_Directions for this task:_ Pull every line containing the word "SCHOENMAATTABEL" from the records.

[Dataset excerpt]
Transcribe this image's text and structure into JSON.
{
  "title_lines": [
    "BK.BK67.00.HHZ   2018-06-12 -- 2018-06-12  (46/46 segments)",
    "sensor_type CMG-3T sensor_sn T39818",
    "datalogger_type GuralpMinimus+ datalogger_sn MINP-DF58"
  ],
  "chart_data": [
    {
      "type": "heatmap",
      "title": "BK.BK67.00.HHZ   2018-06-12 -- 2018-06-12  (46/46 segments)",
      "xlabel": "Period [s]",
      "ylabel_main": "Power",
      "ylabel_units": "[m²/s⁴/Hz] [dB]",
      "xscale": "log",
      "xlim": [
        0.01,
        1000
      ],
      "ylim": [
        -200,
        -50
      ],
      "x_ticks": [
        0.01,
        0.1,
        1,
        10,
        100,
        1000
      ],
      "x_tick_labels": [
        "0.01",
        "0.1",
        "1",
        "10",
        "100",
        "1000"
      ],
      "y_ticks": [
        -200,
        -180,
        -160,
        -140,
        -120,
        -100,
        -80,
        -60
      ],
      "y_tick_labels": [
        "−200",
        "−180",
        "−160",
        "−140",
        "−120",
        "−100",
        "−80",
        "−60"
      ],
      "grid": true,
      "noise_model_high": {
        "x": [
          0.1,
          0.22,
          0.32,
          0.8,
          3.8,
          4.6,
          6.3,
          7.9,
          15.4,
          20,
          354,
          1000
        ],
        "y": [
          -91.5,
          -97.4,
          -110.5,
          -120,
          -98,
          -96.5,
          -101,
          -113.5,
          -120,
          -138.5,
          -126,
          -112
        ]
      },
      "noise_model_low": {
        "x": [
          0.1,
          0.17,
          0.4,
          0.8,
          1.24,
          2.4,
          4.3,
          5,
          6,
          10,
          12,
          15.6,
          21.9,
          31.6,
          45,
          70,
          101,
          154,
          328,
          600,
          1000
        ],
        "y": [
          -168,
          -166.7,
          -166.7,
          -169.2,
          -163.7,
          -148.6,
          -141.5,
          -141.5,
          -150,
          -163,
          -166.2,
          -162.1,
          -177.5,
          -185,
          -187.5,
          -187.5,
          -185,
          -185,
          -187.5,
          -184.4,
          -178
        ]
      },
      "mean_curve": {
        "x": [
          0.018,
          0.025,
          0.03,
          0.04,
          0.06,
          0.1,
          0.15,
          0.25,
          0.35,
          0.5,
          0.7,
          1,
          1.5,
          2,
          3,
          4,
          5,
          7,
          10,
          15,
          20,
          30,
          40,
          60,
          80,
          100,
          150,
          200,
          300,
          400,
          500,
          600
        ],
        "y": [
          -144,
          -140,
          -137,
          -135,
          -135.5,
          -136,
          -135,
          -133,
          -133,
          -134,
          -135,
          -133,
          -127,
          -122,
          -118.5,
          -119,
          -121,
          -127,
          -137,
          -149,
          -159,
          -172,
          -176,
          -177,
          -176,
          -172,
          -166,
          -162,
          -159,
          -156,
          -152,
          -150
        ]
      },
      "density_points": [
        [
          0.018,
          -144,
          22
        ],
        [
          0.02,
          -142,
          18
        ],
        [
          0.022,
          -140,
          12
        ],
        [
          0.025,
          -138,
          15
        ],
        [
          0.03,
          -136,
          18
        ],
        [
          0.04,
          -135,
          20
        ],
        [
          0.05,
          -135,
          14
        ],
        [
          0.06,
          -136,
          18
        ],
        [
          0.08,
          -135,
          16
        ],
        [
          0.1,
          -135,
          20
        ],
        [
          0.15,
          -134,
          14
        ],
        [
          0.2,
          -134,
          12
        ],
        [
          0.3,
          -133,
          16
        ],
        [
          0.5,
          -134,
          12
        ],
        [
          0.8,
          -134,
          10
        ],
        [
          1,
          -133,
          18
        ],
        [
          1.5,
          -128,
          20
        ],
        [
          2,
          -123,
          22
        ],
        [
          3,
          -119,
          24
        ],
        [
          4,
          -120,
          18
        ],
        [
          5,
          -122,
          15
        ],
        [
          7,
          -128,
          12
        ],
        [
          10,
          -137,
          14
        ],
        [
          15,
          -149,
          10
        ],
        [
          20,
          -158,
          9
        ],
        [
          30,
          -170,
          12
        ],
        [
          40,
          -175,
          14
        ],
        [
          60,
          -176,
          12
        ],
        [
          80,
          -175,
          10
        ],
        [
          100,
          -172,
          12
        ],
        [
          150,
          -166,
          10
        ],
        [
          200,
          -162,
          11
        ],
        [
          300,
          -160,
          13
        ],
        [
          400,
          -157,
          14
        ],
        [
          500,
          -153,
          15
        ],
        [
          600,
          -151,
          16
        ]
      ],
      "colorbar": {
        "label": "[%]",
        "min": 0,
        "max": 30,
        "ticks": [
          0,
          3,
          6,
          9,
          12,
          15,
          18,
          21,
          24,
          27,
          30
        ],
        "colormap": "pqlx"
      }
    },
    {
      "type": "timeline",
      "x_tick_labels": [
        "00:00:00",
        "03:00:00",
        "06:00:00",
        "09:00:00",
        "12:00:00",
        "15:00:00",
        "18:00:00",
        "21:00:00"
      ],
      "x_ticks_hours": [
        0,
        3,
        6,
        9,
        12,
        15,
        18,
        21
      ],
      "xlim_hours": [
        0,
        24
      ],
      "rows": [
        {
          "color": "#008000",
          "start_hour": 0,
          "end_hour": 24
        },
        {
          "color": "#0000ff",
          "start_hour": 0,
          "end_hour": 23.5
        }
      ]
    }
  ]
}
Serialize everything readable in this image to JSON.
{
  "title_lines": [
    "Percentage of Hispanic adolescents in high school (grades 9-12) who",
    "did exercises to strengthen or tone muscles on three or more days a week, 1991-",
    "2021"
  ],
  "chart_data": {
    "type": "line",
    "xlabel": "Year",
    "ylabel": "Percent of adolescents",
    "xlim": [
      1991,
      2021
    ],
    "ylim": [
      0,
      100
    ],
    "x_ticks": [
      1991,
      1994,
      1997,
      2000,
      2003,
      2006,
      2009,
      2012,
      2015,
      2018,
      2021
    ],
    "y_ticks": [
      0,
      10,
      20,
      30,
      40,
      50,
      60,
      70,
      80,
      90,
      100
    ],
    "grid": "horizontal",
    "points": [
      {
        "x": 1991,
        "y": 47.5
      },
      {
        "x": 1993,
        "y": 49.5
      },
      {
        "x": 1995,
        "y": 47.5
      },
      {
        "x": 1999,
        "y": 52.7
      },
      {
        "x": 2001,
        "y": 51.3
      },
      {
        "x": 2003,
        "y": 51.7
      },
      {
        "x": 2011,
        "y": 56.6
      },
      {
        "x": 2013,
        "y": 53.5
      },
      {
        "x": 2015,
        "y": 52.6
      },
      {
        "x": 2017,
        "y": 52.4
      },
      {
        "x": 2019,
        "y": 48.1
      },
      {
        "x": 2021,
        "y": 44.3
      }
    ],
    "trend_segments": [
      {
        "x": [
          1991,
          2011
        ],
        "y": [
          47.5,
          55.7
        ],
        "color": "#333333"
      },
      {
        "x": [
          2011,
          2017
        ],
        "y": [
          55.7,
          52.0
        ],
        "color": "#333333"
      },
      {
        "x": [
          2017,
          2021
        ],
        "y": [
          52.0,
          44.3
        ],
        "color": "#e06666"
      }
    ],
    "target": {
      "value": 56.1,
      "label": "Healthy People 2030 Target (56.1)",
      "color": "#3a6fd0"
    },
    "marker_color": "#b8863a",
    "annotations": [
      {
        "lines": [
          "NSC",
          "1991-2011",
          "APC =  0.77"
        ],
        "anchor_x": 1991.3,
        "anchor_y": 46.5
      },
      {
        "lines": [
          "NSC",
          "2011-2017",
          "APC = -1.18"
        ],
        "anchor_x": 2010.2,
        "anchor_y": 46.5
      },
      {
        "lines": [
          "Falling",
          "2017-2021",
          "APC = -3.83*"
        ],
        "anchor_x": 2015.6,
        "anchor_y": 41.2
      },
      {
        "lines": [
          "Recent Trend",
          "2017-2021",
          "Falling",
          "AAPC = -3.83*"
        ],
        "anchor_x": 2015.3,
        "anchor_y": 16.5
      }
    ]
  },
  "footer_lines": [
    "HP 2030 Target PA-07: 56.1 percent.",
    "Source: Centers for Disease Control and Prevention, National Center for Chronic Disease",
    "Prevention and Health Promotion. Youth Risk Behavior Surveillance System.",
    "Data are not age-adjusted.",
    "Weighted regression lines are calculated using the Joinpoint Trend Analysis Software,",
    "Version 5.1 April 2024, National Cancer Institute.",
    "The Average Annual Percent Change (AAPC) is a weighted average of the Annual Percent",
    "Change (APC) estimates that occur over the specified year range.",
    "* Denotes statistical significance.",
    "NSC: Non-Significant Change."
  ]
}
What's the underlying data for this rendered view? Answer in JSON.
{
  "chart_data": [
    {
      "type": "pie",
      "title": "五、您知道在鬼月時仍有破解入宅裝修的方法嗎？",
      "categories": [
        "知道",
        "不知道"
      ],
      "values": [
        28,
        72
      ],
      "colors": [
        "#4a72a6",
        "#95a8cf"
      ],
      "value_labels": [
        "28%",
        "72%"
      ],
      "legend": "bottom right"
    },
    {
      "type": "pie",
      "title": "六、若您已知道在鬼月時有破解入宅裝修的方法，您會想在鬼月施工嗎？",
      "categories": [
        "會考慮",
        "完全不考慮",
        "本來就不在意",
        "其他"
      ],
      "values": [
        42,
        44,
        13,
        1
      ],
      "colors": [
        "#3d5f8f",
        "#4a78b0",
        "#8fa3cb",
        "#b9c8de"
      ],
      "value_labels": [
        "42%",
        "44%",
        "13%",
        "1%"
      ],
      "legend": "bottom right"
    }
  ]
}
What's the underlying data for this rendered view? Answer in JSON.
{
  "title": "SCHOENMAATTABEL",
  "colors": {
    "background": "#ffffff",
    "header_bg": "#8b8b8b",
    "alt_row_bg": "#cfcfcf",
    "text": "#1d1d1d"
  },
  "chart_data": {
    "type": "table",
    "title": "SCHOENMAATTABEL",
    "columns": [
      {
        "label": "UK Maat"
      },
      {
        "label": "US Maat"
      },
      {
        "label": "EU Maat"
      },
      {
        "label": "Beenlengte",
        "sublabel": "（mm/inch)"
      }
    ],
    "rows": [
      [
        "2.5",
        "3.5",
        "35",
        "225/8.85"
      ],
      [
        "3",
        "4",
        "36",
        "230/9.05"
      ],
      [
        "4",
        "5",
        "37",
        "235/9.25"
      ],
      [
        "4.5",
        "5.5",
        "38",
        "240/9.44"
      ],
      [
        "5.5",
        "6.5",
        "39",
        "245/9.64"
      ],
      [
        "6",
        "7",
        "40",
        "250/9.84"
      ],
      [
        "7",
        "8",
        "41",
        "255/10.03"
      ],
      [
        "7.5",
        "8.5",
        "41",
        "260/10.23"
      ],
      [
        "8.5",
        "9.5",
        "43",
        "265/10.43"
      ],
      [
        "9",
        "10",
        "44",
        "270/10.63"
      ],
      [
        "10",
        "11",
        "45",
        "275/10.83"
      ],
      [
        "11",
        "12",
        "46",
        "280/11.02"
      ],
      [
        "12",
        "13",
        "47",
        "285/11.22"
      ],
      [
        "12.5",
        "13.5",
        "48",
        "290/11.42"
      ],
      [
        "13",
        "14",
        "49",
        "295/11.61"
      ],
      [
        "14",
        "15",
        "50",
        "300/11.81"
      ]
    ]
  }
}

_Answer in full:_
  "title": "SCHOENMAATTABEL",
    "title": "SCHOENMAATTABEL",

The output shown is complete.